### Working data
□ □ □ □ □
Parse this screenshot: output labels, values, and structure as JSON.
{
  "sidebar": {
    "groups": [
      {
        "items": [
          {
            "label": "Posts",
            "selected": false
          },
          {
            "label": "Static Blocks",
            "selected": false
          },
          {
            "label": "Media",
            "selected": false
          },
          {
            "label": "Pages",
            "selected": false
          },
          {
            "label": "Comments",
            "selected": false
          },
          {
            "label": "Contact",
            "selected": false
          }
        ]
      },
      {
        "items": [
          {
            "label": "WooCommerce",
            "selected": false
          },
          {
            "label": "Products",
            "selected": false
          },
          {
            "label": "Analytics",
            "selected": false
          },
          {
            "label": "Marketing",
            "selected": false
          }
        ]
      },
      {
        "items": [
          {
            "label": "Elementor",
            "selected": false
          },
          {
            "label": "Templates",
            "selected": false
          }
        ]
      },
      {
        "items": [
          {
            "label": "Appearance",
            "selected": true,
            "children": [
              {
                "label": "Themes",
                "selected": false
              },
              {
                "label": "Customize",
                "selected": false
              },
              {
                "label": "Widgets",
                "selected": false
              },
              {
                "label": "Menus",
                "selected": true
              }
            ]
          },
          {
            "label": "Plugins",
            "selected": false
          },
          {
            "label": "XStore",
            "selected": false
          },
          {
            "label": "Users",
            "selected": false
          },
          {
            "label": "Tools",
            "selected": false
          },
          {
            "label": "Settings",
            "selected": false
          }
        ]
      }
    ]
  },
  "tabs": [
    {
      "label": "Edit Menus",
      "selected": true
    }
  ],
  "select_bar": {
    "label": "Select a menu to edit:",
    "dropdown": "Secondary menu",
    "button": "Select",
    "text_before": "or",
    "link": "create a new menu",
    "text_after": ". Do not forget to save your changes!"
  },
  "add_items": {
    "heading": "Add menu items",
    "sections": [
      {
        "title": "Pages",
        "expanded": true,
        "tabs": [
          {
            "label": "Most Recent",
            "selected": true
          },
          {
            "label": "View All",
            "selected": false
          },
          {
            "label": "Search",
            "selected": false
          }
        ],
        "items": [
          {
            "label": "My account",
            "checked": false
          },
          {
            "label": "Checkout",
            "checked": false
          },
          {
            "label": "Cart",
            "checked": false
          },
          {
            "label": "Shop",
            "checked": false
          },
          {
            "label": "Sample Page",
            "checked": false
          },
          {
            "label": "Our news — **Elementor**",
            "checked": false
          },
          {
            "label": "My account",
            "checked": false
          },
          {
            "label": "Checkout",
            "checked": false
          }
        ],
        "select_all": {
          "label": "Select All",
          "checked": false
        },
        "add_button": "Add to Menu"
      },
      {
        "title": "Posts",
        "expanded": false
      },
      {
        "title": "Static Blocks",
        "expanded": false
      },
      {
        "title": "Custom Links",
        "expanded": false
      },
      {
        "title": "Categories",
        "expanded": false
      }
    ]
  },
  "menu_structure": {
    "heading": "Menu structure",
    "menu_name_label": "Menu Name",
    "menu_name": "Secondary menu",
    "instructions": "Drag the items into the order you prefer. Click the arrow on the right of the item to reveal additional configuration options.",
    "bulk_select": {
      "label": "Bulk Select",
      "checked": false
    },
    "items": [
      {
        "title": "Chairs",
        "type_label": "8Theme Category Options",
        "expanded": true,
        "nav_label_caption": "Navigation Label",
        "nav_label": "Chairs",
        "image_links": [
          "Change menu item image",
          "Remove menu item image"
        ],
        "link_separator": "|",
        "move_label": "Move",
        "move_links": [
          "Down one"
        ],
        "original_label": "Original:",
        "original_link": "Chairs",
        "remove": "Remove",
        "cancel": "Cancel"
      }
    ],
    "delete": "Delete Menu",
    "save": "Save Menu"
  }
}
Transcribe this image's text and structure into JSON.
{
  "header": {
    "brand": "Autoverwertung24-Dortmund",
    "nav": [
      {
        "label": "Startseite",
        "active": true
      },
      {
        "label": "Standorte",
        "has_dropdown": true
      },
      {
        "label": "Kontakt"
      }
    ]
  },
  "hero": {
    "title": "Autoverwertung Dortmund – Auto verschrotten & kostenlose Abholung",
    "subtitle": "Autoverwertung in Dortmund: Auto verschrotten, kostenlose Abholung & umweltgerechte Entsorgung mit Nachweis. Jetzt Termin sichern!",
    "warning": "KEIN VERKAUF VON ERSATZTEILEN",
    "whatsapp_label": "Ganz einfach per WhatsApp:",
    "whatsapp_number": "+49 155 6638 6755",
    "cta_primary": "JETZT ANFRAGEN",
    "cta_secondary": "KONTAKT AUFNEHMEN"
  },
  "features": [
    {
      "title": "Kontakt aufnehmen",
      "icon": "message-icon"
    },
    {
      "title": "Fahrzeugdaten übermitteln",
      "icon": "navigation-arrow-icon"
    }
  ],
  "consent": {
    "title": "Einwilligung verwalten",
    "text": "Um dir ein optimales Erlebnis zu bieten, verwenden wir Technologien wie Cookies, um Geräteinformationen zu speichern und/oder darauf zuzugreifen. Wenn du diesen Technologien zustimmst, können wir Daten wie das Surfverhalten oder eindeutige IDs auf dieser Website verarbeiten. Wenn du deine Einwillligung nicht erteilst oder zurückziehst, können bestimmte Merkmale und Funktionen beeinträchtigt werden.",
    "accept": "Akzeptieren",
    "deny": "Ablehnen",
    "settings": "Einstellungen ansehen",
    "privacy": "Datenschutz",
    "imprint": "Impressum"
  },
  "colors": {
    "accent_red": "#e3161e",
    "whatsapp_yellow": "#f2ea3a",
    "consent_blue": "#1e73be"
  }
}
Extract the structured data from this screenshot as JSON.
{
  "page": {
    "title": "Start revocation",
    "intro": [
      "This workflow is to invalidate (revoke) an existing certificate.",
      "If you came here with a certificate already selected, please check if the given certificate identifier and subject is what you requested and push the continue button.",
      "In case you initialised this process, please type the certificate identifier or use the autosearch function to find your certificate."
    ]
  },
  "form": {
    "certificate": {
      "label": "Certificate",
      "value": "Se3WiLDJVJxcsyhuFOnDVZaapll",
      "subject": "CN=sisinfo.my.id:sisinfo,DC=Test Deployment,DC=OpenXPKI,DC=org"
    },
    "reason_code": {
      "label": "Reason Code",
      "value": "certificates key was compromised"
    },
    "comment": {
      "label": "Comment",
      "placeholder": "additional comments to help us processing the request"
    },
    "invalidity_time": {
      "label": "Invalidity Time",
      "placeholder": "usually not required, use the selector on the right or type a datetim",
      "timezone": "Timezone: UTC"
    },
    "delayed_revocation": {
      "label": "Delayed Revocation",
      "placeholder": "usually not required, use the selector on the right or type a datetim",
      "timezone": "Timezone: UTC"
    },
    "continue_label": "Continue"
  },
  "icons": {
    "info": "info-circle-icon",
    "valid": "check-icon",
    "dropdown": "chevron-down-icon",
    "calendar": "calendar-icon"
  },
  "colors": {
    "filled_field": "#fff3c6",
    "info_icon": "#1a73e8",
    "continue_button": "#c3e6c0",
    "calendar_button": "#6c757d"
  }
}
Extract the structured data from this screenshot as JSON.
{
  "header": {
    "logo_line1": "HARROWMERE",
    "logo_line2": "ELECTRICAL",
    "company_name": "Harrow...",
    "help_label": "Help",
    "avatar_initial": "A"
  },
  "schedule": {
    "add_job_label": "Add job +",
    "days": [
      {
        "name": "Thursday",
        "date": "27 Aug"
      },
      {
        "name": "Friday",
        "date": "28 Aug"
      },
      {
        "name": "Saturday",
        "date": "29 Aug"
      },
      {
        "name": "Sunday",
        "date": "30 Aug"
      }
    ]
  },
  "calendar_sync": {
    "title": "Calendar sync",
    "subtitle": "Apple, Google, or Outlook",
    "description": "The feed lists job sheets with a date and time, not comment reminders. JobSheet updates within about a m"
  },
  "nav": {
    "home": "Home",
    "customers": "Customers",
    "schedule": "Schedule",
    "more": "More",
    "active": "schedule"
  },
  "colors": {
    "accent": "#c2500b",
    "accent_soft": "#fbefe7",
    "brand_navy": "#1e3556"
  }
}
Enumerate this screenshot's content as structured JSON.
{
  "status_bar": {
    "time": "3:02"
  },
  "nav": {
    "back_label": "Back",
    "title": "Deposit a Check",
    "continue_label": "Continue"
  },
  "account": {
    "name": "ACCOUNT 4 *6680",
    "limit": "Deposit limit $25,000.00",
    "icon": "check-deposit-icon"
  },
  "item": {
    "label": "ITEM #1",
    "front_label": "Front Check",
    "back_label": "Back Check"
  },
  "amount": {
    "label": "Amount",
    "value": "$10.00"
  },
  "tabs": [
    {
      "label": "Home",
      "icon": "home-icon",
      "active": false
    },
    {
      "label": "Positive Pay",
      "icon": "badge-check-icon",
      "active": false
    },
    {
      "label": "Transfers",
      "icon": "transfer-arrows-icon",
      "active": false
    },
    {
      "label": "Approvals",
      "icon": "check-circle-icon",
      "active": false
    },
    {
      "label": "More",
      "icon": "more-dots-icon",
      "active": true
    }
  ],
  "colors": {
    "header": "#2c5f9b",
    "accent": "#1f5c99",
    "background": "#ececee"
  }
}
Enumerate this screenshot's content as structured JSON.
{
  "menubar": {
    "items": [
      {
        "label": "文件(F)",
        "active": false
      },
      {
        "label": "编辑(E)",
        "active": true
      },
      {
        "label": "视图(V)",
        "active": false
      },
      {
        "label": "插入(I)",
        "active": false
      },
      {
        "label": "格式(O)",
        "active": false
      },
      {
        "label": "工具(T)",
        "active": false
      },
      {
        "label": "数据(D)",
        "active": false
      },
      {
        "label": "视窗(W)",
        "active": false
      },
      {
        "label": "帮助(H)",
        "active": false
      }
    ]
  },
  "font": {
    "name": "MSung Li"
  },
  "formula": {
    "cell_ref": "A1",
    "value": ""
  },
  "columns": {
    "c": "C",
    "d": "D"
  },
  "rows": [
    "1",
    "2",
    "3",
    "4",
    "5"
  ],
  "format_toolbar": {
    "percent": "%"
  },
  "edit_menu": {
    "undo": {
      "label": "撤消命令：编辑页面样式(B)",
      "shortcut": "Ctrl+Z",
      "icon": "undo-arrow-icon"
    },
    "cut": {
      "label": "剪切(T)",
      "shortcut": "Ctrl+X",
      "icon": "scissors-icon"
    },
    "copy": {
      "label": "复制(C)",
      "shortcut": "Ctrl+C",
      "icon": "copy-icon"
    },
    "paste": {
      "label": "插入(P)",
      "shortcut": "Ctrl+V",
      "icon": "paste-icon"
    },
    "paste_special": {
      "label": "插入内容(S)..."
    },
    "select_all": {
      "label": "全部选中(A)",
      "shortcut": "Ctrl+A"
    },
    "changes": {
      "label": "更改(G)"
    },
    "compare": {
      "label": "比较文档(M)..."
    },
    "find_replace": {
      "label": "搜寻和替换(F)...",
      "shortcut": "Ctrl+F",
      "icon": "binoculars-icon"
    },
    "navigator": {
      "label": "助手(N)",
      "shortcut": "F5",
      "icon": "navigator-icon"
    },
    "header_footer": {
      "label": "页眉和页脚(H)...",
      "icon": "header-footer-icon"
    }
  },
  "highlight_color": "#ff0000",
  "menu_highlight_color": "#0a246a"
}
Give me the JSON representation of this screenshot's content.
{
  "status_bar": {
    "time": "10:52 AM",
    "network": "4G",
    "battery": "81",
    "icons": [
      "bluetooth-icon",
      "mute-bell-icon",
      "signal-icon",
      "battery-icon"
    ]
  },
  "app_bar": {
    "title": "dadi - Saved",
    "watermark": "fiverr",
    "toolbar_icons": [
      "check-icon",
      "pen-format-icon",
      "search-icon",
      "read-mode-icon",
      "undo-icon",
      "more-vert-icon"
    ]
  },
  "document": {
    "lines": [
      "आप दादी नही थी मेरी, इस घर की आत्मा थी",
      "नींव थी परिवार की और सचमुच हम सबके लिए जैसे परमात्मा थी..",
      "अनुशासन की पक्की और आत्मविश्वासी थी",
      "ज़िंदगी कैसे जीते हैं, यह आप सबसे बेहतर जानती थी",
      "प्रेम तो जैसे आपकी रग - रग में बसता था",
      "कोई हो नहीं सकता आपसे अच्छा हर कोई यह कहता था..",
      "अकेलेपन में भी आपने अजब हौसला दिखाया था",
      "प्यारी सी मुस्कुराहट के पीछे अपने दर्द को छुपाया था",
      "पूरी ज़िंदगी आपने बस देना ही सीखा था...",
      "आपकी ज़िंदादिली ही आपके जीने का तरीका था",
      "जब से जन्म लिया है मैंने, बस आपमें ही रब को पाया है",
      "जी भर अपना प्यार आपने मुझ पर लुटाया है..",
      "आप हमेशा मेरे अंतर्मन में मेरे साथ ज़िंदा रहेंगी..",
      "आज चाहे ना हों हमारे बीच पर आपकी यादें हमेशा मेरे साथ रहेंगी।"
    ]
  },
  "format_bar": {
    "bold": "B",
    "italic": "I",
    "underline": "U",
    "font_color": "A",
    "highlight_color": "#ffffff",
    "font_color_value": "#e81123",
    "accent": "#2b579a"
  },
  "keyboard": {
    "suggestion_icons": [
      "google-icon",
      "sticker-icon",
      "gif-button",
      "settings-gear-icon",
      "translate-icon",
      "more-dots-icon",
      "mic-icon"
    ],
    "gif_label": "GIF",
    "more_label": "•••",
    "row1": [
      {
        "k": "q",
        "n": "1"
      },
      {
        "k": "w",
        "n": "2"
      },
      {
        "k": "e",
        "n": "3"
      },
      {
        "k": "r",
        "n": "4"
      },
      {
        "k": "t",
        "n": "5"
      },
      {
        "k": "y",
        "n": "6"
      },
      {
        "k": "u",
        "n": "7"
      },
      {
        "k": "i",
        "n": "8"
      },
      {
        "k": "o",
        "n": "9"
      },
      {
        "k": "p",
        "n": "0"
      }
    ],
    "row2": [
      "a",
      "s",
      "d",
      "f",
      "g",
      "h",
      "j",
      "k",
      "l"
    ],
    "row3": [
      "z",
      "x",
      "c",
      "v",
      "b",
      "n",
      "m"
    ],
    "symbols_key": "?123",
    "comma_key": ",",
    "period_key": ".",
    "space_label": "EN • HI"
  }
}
□ □ □ □ □
### What you are asked to do
Identify every line above that includes the word "shortcut", and show those lines.

### Task solution
      "shortcut": "Ctrl+Z",
      "shortcut": "Ctrl+X",
      "shortcut": "Ctrl+C",
      "shortcut": "Ctrl+V",
      "shortcut": "Ctrl+A"
      "shortcut": "Ctrl+F",
      "shortcut": "F5",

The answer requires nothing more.